■ Short problem
Using the records below, locate all lines containing "adopted" and return them.

──────── Dataset excerpts

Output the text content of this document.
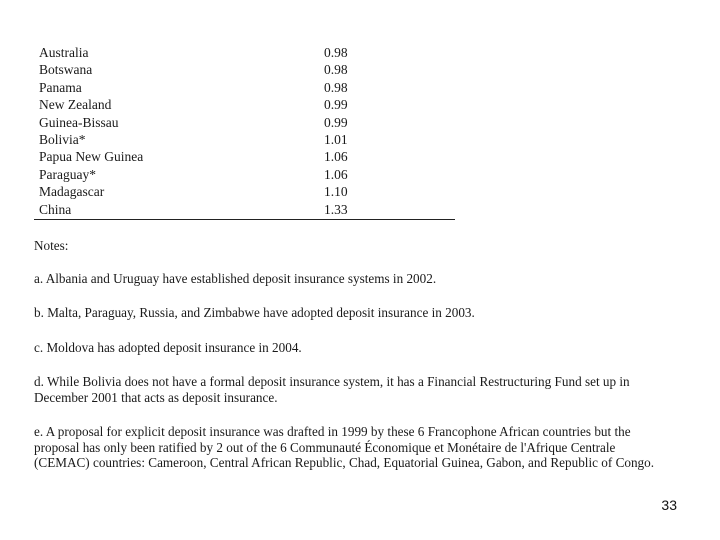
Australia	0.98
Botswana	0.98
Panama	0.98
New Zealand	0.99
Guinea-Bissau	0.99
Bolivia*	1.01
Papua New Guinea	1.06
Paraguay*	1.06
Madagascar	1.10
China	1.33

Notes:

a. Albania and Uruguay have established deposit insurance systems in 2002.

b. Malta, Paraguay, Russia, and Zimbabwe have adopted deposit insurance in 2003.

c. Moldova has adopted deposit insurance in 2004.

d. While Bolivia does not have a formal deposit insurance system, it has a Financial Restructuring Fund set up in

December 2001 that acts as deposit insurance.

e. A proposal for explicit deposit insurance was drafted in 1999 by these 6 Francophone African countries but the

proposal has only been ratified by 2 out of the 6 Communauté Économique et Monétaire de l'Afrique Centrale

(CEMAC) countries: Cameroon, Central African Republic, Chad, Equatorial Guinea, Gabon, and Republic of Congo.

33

────────────────
──────── Dataset excerpts

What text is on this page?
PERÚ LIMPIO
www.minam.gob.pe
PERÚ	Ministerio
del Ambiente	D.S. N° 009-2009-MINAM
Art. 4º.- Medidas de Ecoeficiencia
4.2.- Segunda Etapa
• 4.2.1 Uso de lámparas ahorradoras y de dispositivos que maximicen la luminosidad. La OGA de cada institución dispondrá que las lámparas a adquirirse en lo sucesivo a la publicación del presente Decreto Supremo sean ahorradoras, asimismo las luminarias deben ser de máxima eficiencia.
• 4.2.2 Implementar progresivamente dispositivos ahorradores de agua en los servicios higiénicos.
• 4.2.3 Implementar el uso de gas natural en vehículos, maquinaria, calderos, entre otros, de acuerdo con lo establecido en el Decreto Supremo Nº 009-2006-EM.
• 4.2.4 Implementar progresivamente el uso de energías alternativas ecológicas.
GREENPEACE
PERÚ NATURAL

────────────────

■ Result of this exercise
b. Malta, Paraguay, Russia, and Zimbabwe have adopted deposit insurance in 2003.
c. Moldova has adopted deposit insurance in 2004.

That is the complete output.